→ **Your goal**:
Count how many lines of the material below have the word "mine" and give only the number.

______________________________

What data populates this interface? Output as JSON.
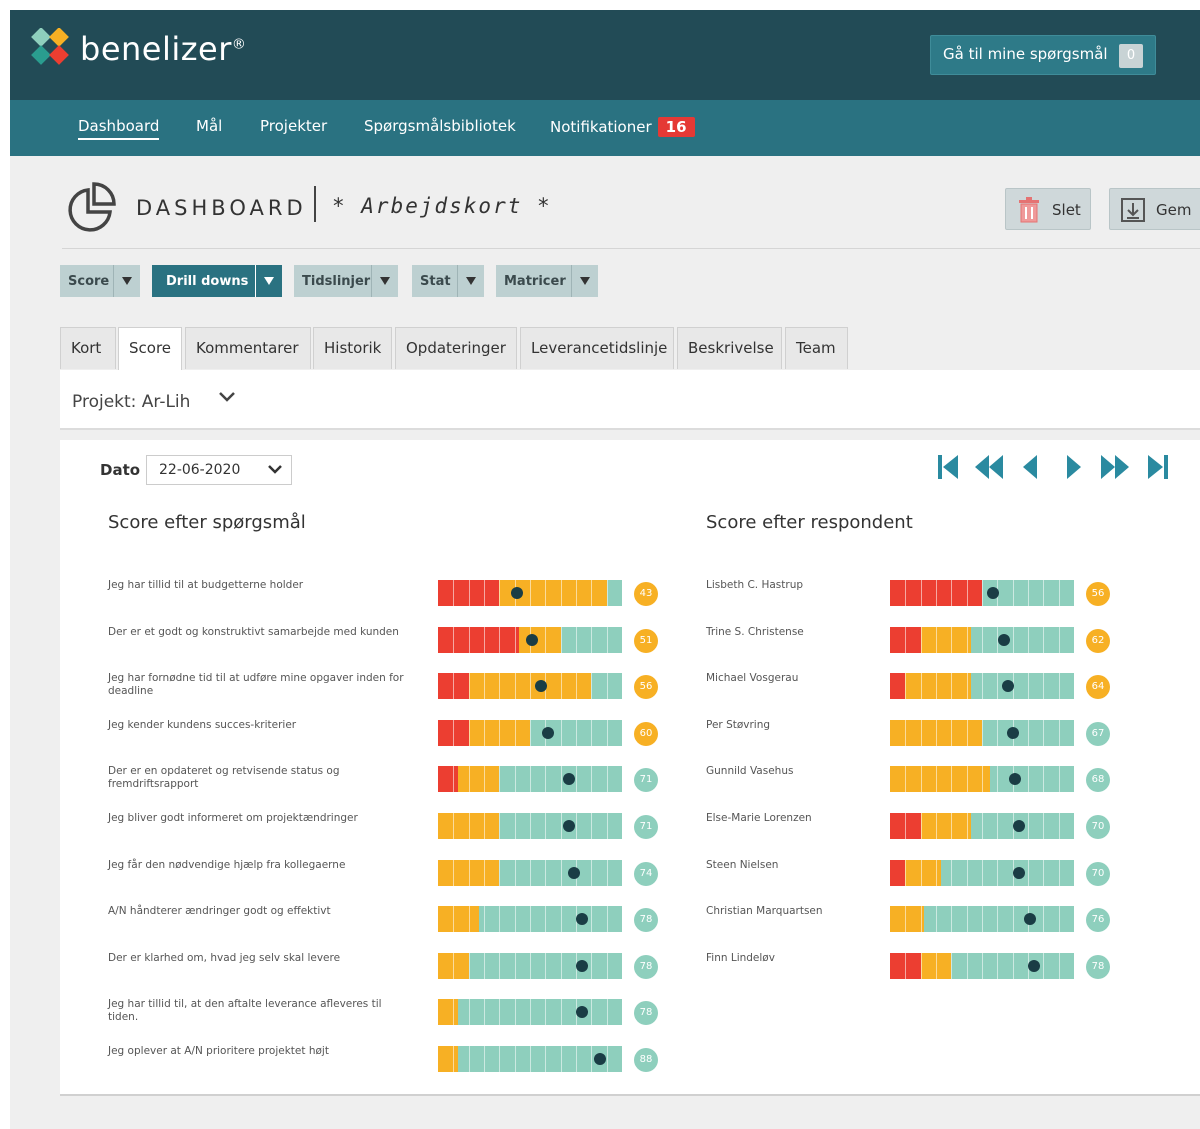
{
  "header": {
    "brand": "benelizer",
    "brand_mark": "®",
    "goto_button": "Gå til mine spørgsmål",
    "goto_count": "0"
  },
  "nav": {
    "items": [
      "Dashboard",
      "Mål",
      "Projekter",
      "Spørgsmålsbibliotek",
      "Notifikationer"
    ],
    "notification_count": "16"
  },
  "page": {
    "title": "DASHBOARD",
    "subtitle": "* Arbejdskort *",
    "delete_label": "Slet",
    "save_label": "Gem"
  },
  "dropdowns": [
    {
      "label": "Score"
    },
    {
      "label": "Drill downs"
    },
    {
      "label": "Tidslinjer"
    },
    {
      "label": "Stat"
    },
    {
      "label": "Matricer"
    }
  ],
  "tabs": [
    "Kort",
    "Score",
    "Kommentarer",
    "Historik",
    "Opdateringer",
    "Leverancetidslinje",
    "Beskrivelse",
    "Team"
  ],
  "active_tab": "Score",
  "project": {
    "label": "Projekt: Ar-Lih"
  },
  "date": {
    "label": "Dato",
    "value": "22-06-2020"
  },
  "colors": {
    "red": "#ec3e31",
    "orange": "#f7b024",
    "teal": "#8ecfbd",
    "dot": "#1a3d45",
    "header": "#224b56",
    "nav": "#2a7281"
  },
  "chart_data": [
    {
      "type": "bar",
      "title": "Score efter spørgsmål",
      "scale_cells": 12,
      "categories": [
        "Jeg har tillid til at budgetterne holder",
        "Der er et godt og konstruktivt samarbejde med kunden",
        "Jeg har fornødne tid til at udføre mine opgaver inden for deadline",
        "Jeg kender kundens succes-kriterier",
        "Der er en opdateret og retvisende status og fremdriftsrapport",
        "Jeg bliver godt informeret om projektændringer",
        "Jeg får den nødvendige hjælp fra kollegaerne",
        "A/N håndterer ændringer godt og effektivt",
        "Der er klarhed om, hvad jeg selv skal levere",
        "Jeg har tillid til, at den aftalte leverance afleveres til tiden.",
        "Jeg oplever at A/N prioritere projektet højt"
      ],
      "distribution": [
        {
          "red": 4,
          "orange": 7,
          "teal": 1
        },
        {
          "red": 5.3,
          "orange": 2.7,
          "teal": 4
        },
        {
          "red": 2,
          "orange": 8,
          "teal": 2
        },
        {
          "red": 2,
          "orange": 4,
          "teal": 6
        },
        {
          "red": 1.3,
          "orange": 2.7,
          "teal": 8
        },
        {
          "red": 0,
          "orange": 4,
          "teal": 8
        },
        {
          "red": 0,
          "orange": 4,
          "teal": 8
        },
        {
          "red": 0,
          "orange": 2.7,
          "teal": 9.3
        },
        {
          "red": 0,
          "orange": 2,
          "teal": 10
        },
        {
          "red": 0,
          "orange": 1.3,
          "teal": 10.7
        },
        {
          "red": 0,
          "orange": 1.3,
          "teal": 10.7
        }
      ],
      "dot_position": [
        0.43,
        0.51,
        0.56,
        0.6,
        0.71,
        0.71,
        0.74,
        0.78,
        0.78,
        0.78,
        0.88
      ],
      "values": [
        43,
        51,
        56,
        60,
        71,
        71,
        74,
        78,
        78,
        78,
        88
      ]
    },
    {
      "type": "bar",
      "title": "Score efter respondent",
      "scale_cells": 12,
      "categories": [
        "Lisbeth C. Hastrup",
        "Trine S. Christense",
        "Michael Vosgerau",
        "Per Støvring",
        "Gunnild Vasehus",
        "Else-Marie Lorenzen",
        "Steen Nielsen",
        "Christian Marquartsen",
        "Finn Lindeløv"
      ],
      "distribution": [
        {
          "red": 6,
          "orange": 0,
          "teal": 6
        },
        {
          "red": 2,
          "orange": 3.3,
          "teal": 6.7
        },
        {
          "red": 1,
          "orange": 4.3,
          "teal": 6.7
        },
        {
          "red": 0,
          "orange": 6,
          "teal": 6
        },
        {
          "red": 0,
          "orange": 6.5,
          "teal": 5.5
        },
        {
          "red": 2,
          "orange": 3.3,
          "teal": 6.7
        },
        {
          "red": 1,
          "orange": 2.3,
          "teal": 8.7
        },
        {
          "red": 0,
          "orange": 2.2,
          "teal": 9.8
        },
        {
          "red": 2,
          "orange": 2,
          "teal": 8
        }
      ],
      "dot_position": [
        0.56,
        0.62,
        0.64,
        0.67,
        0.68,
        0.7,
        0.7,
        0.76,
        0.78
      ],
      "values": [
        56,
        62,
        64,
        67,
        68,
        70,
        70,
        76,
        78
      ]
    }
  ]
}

______________________________

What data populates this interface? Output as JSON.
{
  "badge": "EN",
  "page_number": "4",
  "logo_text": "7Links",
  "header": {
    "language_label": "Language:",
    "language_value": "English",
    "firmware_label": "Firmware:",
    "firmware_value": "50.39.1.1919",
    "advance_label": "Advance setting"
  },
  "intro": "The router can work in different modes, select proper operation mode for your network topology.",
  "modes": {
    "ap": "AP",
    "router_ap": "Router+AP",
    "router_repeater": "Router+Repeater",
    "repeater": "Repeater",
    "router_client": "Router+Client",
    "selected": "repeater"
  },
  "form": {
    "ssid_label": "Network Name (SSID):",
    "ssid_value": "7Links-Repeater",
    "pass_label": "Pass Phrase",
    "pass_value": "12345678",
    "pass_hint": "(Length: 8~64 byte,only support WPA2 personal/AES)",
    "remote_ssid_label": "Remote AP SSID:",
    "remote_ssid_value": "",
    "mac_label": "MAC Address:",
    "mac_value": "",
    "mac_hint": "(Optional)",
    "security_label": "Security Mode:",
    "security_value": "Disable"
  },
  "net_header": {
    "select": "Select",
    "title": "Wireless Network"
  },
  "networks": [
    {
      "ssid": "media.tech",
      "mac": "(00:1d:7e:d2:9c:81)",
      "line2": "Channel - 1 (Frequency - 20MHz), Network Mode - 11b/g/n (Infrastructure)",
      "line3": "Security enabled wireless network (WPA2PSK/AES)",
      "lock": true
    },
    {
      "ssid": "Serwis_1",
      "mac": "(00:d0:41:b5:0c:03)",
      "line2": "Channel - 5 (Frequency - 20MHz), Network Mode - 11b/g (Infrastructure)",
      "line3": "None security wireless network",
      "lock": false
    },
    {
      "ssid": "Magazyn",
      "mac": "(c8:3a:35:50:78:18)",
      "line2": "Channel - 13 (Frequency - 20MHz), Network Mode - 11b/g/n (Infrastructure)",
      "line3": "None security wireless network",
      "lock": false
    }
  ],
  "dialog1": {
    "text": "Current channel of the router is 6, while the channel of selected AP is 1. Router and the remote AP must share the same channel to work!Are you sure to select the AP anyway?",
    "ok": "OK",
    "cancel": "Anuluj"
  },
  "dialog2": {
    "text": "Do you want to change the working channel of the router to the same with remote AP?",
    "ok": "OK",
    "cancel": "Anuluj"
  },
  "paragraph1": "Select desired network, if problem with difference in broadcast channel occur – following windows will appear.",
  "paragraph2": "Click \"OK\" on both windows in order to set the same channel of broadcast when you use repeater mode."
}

______________________________

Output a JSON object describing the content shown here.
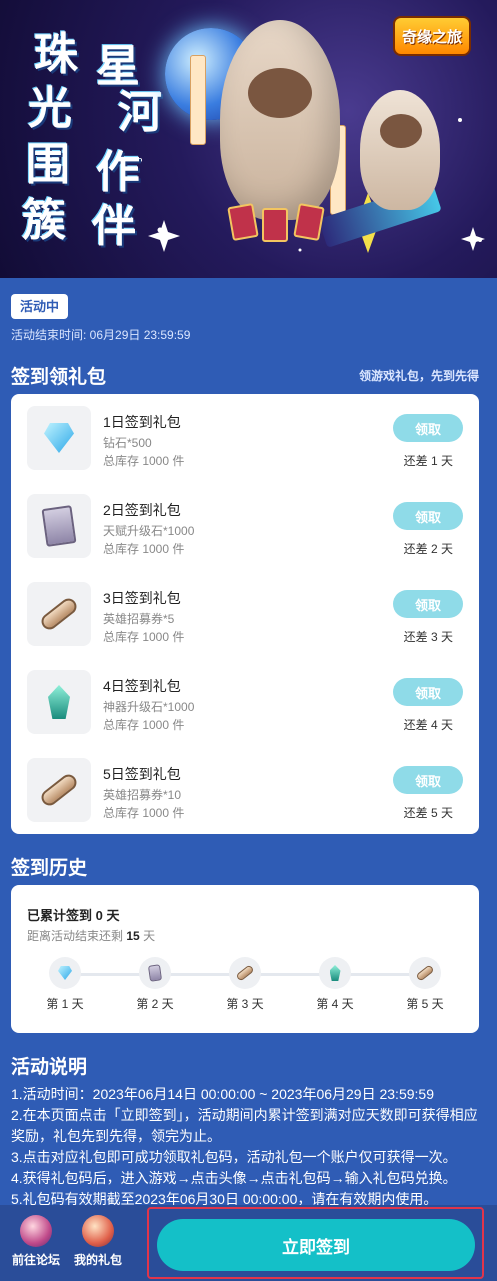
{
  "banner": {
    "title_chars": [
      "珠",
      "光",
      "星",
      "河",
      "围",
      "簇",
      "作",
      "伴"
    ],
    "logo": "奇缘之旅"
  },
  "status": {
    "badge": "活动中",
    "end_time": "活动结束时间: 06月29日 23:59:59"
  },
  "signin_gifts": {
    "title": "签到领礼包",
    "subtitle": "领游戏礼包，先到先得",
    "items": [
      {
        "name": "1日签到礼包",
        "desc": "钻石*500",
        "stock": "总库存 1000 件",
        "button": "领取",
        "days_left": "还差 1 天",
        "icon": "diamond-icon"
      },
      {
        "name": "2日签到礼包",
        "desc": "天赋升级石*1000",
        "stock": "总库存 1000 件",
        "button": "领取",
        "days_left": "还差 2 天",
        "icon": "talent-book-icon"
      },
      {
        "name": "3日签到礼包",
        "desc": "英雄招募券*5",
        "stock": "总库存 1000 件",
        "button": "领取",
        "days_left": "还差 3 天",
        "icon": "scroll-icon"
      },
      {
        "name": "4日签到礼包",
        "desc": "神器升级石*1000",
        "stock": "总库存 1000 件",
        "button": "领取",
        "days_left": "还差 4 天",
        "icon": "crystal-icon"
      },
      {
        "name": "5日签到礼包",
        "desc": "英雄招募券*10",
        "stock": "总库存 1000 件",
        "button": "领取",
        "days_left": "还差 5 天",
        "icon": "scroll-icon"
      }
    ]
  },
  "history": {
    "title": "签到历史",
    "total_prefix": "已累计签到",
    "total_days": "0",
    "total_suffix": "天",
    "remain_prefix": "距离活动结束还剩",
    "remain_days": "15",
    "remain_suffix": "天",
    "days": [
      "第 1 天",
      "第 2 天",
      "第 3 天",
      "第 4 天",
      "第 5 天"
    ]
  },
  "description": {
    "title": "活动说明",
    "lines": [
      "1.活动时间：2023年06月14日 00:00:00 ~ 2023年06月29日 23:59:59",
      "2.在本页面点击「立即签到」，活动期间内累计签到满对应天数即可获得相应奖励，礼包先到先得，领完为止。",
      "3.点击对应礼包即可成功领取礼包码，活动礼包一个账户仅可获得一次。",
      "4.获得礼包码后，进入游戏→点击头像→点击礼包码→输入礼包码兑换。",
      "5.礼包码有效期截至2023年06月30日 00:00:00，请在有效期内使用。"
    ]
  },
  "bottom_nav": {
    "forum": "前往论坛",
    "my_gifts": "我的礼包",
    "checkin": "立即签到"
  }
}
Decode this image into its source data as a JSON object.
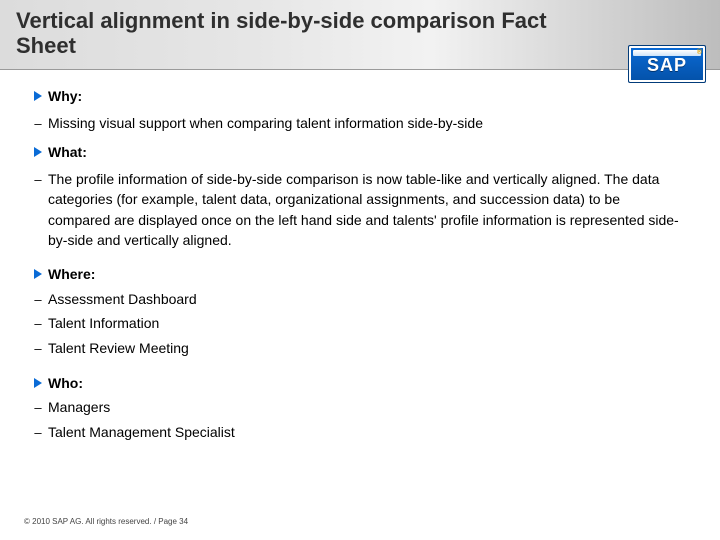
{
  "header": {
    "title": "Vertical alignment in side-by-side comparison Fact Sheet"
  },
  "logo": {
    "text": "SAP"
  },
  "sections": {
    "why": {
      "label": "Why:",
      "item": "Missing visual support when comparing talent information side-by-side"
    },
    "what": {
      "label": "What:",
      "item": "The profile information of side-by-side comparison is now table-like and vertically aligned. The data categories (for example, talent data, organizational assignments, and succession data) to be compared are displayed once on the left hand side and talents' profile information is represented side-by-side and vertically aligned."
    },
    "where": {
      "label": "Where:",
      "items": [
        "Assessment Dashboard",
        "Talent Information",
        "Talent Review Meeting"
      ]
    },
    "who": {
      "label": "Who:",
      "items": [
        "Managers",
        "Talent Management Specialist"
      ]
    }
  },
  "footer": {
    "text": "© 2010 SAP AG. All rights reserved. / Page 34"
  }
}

______________________________

→ **Solved problem**:
2